REQUEST:
Pull out every line in the records below that contains the string "labels", and copy each of those lines in full.

--- begin EXERCISE INPUT ---

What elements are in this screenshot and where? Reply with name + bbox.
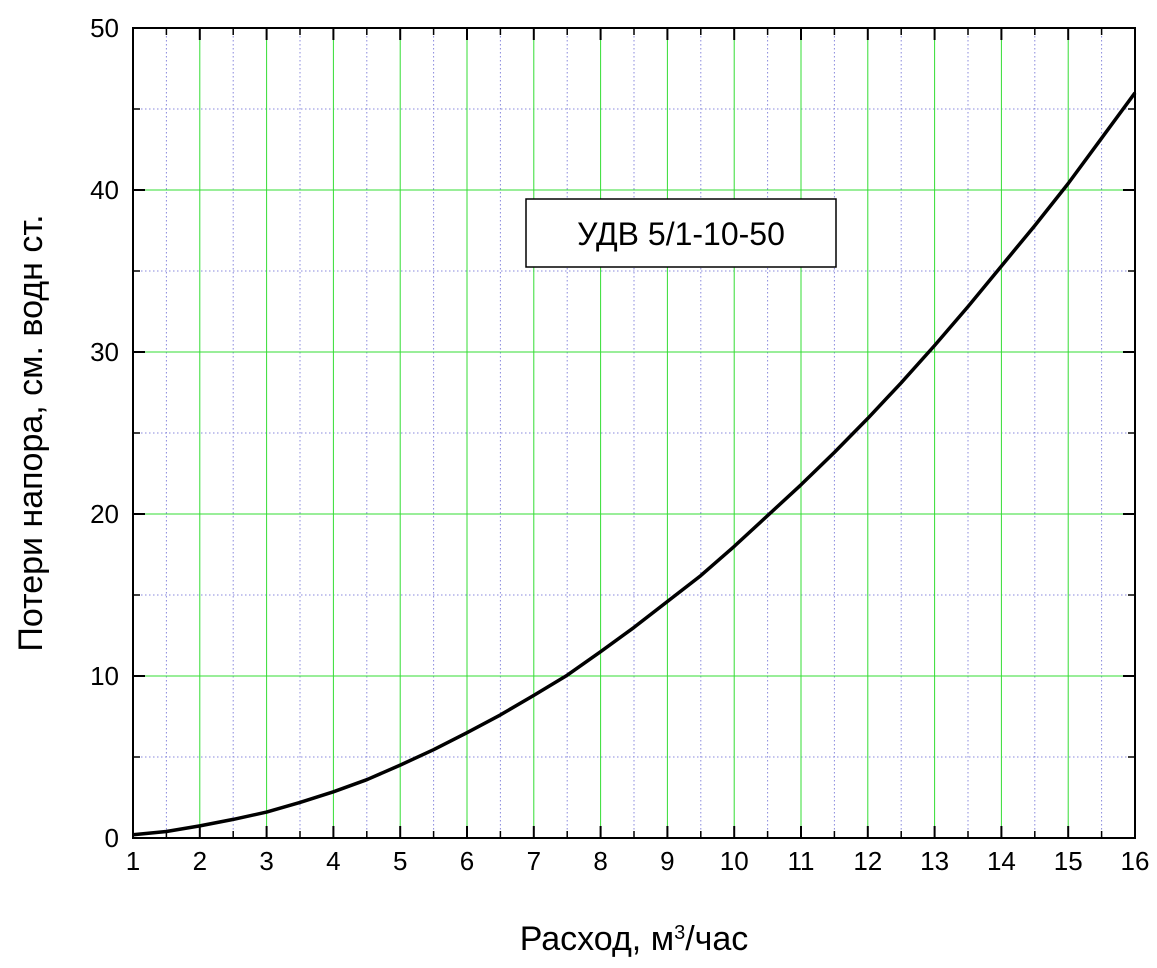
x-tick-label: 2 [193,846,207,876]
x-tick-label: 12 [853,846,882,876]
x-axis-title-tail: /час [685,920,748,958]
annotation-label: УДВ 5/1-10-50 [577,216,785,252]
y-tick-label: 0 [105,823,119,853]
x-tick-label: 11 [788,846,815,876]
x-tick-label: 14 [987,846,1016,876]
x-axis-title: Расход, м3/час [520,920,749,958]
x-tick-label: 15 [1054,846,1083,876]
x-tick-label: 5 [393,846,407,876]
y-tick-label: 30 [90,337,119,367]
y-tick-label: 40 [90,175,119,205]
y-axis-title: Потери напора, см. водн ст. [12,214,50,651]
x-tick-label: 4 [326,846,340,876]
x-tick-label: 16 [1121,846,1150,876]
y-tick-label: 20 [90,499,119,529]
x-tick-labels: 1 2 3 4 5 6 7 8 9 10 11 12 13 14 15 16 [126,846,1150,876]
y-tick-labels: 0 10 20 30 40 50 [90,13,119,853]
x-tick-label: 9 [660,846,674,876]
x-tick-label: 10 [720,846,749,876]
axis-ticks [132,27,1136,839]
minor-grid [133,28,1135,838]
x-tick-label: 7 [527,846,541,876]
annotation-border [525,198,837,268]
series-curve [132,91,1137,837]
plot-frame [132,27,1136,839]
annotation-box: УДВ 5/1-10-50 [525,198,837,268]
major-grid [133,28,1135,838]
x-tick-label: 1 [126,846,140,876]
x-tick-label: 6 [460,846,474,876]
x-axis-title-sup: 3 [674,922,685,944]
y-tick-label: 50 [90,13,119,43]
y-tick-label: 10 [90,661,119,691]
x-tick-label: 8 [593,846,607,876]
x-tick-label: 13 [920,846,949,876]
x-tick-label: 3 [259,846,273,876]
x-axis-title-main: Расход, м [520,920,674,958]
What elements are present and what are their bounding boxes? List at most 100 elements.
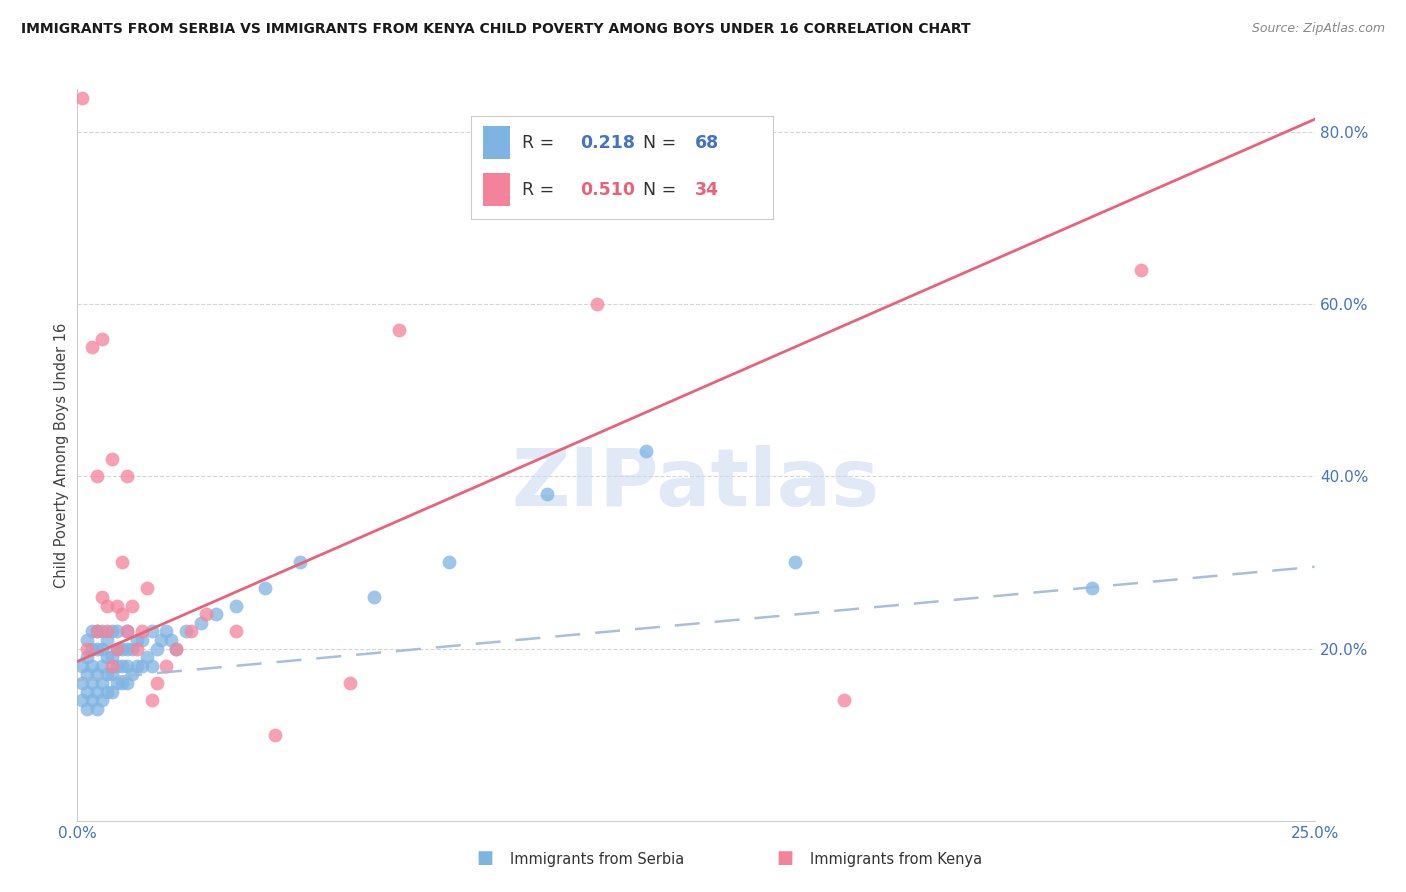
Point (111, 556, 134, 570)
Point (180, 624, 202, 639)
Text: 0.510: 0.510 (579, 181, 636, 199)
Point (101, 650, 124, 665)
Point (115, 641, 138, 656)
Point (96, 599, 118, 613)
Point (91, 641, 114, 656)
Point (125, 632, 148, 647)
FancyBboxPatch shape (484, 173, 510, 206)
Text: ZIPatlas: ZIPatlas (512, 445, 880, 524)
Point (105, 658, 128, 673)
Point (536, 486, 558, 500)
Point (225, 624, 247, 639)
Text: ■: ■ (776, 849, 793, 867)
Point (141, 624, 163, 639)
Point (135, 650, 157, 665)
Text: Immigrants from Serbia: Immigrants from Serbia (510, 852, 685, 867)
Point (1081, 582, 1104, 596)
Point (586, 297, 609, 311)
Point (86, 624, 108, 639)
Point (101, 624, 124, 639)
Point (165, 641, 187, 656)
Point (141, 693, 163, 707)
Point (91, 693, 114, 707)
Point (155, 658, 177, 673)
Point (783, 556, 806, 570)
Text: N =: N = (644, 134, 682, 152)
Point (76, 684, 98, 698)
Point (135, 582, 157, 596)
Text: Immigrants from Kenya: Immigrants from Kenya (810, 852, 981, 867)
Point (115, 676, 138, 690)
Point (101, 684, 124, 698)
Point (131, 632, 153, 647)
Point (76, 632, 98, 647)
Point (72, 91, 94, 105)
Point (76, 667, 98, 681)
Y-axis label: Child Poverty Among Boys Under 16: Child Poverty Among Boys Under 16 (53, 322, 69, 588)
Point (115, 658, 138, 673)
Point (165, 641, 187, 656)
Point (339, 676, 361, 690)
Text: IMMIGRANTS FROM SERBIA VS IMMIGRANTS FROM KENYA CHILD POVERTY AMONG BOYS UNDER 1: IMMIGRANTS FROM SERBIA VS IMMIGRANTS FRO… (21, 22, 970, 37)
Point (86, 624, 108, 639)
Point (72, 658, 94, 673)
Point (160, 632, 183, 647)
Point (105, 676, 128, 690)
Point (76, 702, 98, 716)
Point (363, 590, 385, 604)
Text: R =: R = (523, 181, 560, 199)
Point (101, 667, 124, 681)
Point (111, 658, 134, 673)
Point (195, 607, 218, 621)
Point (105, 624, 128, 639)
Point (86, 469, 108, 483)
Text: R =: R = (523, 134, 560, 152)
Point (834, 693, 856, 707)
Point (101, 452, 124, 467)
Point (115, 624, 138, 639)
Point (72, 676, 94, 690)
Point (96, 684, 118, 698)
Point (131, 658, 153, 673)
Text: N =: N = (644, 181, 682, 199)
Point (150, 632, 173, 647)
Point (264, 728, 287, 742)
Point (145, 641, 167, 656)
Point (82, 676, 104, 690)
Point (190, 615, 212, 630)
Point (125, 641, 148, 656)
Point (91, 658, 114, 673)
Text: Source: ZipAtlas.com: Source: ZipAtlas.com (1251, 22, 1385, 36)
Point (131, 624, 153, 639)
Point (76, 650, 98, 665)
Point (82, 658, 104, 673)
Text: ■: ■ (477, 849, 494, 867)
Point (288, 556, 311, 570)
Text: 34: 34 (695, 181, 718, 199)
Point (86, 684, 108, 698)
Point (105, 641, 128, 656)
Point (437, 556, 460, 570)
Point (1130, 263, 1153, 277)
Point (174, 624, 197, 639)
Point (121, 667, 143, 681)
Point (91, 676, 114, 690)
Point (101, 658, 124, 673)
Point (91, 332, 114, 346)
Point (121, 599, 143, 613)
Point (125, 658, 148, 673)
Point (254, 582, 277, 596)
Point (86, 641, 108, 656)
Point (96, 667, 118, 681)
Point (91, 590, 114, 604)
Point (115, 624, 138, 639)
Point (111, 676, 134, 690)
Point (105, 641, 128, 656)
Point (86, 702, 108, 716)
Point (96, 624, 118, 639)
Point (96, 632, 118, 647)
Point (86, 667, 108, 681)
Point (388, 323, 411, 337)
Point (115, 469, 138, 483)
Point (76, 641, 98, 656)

--- end EXERCISE INPUT ---
--- begin EXERCISE INPUT ---

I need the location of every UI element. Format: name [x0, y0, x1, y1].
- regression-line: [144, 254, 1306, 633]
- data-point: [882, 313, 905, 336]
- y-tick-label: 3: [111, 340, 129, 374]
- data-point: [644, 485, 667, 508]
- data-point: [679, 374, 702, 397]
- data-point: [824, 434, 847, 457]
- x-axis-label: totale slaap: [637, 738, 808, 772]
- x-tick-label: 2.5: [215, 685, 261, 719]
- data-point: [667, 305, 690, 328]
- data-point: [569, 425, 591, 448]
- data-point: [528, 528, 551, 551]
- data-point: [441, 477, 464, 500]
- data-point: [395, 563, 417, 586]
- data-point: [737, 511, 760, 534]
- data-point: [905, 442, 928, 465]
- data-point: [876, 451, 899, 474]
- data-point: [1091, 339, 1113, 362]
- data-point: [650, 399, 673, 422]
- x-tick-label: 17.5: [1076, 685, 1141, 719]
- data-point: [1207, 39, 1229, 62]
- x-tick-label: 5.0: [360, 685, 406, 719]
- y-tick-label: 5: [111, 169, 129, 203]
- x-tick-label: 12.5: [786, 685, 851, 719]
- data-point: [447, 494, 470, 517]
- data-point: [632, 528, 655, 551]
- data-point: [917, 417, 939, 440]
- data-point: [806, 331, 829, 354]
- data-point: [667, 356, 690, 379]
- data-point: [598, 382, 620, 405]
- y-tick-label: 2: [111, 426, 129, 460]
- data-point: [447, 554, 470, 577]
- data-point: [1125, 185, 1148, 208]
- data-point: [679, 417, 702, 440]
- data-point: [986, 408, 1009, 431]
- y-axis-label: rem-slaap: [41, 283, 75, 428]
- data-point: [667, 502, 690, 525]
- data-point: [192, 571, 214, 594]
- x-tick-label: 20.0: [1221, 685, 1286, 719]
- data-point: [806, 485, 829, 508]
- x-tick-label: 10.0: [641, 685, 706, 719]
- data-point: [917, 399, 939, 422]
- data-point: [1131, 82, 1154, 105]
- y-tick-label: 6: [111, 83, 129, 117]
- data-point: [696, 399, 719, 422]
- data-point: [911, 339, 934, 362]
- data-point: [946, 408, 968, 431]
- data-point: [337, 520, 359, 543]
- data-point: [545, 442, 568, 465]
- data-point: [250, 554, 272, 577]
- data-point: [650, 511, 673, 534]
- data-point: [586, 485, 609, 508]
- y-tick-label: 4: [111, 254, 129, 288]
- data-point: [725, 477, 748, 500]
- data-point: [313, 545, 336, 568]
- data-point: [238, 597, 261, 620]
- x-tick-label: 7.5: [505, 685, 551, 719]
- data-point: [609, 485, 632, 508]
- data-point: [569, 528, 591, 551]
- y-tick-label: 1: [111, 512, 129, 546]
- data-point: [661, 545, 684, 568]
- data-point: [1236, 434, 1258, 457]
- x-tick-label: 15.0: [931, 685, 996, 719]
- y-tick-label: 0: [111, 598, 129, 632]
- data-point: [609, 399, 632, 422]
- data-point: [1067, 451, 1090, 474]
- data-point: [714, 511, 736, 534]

--- end EXERCISE INPUT ---

THE RESPONSE:
x-tick-labels: 1 2 3 4 5 6 7 8 9 10 11 12 13 14 15 16 [126,846,1150,876]
y-tick-labels: 0 10 20 30 40 50 [90,13,119,853]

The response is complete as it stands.